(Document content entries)
━━━━━━━━
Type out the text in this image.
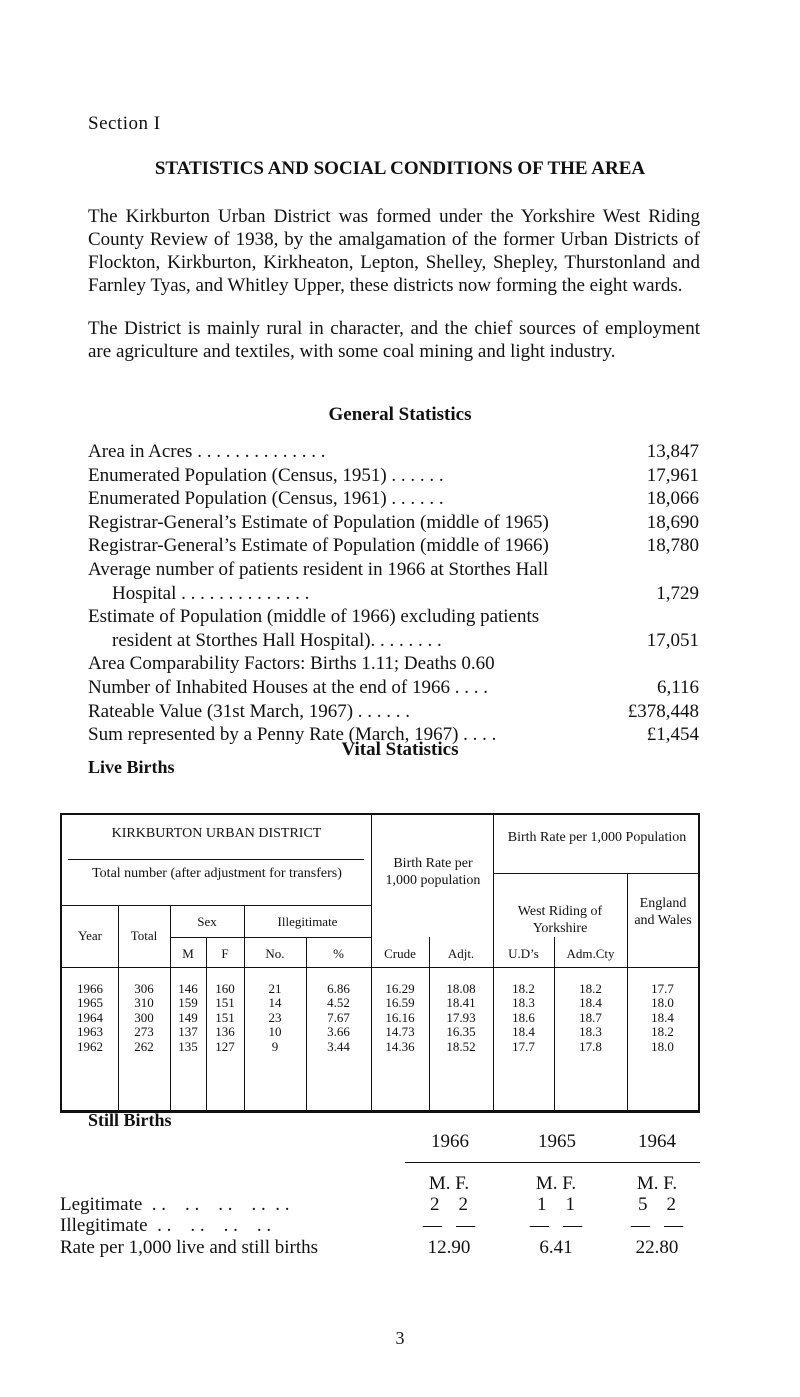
Section I
STATISTICS AND SOCIAL CONDITIONS OF THE AREA
The Kirkburton Urban District was formed under the Yorkshire West Riding County Review of 1938, by the amalgamation of the former Urban Districts of Flockton, Kirkburton, Kirkheaton, Lepton, Shelley, Shepley, Thurstonland and Farnley Tyas, and Whitley Upper, these districts now forming the eight wards.
The District is mainly rural in character, and the chief sources of employment are agriculture and textiles, with some coal mining and light industry.
General Statistics
Area in Acres . . . . . . . . . . . . . .	13,847
Enumerated Population (Census, 1951) . . . . . .	17,961
Enumerated Population (Census, 1961) . . . . . .	18,066
Registrar-General’s Estimate of Population (middle of 1965)	18,690
Registrar-General’s Estimate of Population (middle of 1966)	18,780
Average number of patients resident in 1966 at Storthes Hall
Hospital . . . . . . . . . . . . . .	1,729
Estimate of Population (middle of 1966) excluding patients
resident at Storthes Hall Hospital). . . . . . . .	17,051
Area Comparability Factors: Births 1.11; Deaths 0.60
Number of Inhabited Houses at the end of 1966 . . . .	6,116
Rateable Value (31st March, 1967) . . . . . .	£378,448
Sum represented by a Penny Rate (March, 1967) . . . .	£1,454
Vital Statistics
Live Births
KIRKBURTON URBAN DISTRICT
Total number (after adjustment for transfers)
Birth Rate per 1,000 population
Birth Rate per 1,000 Population
West Riding of Yorkshire
England and Wales
Year	Total
Sex	Illegitimate
M	F	No.	%	Crude	Adjt.	U.D’s	Adm.Cty
1966	306	146	160	21	6.86	16.29	18.08	18.2	18.2	17.7
1965	310	159	151	14	4.52	16.59	18.41	18.3	18.4	18.0
1964	300	149	151	23	7.67	16.16	17.93	18.6	18.7	18.4
1963	273	137	136	10	3.66	14.73	16.35	18.4	18.3	18.2
1962	262	135	127	9	3.44	14.36	18.52	17.7	17.8	18.0
Still Births
1966	1965	1964
M. F.	M. F.	M. F.
Legitimate  . .    . .    . .    . .  . .	2    2	1    1	5    2
Illegitimate  . .    . .    . .    . .	—   —	—   —	—   —
Rate per 1,000 live and still births	12.90	6.41	22.80
3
━━━━━━━━
Problem details :: From the entries above, copy out every line where the string "March" appears.

Answer to the problem ::
Rateable Value (31st March, 1967) . . . . . .	£378,448
Sum represented by a Penny Rate (March, 1967) . . . .	£1,454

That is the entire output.